(Dataset entries on figures)

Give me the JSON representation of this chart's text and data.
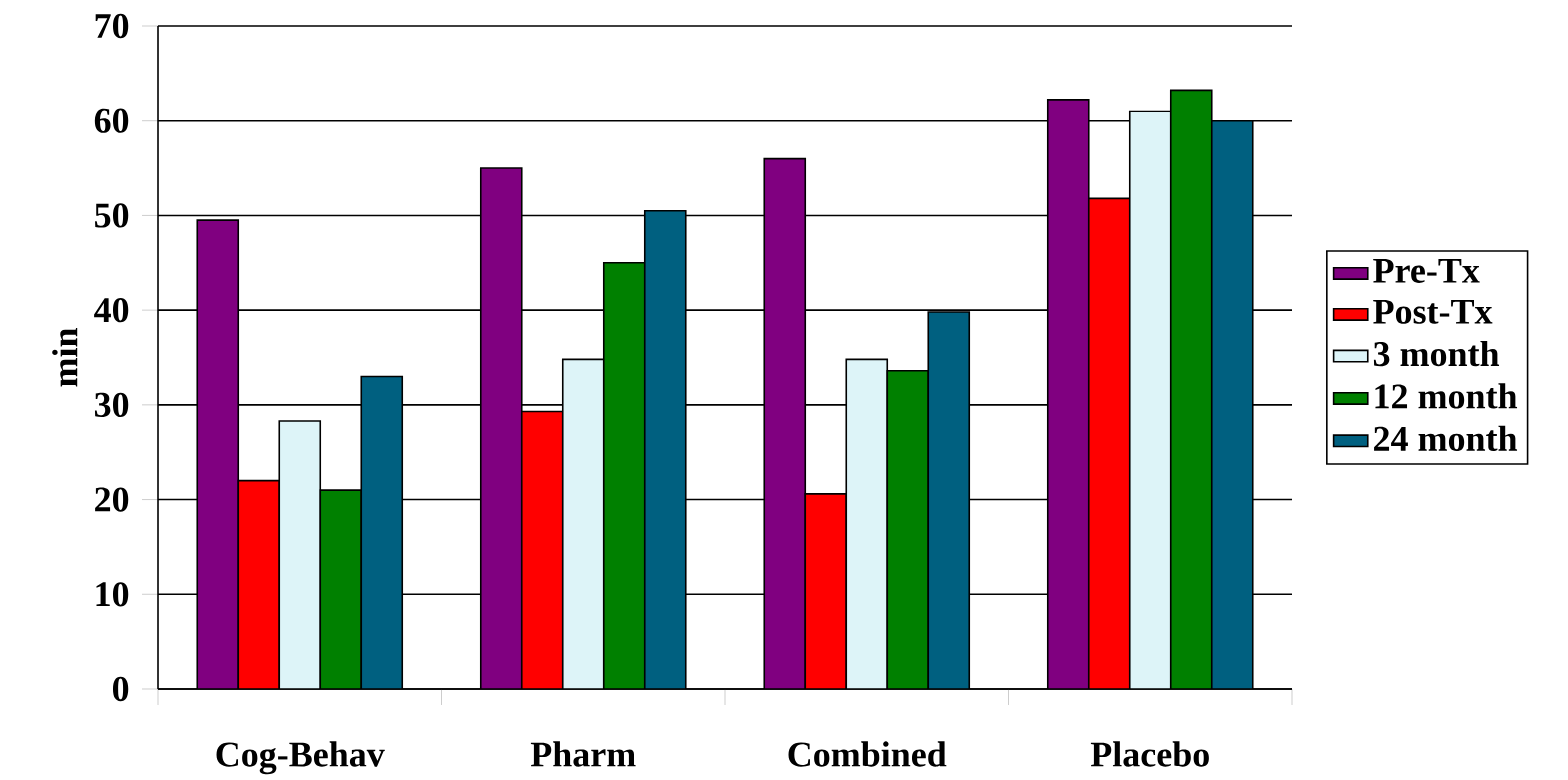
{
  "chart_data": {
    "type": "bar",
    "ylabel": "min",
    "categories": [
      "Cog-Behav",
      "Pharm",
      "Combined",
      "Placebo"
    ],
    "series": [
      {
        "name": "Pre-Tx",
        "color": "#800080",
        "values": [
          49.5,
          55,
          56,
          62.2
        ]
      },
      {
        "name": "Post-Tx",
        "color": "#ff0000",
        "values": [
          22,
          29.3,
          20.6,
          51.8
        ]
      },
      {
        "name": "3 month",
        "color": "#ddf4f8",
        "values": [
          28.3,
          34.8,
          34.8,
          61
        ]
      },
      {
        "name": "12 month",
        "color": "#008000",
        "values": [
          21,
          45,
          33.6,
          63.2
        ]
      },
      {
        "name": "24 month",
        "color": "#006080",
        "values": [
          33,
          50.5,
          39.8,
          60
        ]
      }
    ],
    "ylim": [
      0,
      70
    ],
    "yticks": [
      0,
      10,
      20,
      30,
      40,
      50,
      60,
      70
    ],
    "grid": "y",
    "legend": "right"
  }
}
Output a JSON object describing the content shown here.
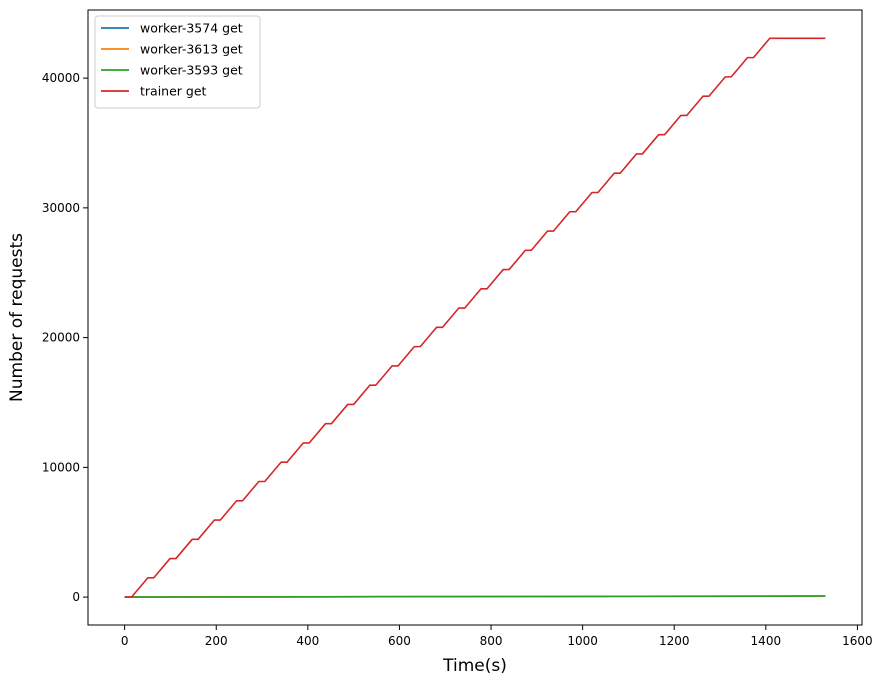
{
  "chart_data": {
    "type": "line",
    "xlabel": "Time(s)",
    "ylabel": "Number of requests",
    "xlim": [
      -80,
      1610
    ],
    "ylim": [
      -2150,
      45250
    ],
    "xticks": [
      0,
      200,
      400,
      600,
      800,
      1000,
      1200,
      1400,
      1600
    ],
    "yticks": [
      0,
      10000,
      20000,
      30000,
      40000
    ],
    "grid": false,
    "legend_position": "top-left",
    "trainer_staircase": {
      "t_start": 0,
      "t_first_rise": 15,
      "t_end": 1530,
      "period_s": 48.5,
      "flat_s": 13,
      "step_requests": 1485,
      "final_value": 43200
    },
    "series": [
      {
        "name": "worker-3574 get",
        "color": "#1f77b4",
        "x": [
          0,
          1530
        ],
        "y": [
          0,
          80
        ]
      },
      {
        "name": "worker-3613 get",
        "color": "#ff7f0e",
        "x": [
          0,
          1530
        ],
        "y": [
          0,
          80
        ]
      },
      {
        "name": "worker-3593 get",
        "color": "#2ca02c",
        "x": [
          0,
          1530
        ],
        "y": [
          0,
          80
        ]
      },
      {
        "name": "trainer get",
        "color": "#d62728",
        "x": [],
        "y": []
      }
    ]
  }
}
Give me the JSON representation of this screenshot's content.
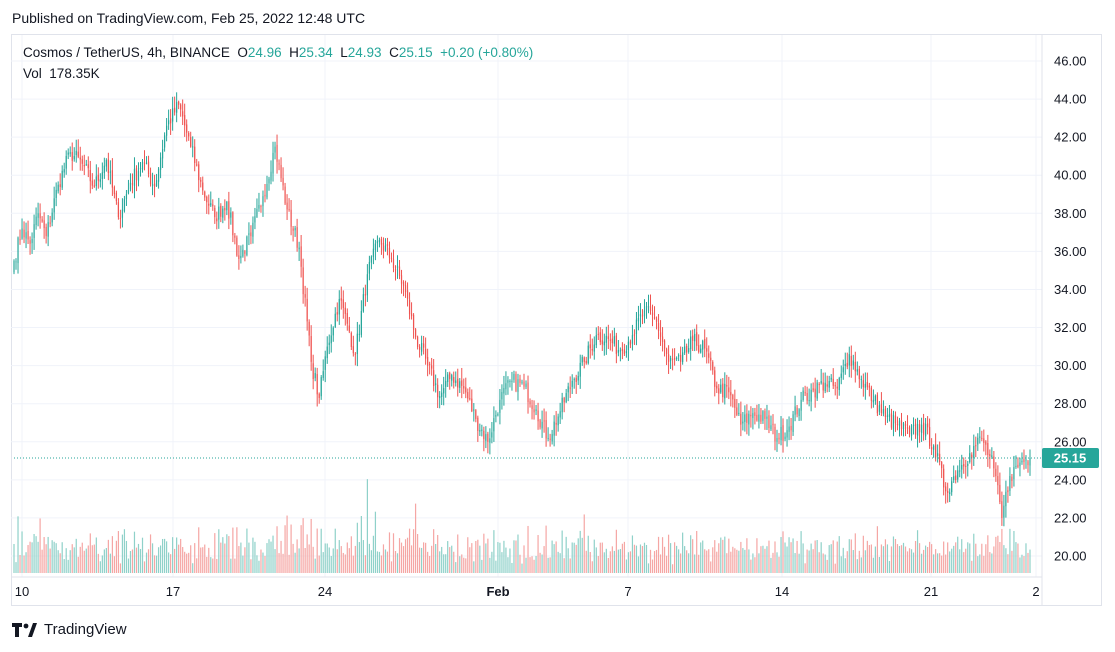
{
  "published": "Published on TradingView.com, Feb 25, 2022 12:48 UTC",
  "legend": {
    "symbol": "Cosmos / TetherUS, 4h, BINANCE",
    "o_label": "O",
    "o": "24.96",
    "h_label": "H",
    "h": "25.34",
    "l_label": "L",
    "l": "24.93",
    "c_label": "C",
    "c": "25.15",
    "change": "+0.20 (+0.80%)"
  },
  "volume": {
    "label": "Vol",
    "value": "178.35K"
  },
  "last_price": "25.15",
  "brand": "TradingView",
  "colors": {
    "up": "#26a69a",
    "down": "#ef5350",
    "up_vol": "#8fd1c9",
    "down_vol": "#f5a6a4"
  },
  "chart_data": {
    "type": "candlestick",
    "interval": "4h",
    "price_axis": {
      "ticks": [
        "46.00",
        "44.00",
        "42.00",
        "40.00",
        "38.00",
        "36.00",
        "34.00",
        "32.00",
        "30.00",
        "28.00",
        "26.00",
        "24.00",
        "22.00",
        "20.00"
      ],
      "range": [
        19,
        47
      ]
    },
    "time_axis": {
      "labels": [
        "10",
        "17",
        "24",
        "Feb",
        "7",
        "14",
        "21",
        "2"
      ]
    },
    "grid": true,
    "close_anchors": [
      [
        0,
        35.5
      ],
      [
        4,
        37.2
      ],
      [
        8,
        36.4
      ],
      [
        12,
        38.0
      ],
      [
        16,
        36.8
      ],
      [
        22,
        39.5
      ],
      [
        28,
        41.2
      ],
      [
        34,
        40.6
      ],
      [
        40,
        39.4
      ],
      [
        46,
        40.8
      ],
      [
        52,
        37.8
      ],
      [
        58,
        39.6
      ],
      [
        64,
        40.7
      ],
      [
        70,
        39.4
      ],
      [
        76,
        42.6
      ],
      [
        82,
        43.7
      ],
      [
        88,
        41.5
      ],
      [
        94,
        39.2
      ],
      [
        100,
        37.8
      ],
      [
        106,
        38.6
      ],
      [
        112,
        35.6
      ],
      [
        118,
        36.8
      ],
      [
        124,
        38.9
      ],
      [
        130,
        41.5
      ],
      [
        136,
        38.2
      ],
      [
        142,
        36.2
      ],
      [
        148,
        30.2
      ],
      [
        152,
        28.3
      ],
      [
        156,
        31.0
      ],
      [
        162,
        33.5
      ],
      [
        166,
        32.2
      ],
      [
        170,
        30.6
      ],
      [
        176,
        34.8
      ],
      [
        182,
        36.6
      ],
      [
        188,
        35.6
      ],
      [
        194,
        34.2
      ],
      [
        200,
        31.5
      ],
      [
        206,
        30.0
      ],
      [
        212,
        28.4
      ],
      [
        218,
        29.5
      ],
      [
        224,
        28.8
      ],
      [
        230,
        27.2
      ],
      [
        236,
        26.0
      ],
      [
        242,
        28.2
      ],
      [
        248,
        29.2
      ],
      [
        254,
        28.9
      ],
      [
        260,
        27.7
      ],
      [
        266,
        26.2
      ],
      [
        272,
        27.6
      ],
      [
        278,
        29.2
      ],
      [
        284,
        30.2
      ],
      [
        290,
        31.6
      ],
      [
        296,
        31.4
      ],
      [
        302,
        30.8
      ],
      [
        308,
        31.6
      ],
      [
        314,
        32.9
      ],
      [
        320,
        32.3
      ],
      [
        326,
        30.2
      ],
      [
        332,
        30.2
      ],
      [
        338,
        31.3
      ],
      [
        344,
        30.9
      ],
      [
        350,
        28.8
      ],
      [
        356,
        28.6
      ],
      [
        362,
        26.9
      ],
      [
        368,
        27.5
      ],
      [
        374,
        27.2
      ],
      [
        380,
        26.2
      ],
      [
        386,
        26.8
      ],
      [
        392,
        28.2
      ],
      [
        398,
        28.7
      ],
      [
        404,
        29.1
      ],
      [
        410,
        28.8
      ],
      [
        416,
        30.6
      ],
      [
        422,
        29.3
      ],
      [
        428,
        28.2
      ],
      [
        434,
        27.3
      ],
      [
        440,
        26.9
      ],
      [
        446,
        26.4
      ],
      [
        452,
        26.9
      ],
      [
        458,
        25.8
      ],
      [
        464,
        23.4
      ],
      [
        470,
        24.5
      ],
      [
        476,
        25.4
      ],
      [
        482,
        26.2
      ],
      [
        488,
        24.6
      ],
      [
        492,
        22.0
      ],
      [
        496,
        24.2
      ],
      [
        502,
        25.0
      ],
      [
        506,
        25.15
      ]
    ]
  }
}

--- Work to complete ---
For each line above that contains the word "content", copy that line.

--- Result for this task ---
Output a JSON object describing the content shown here.
Give me the JSON representation of this screenshot's content.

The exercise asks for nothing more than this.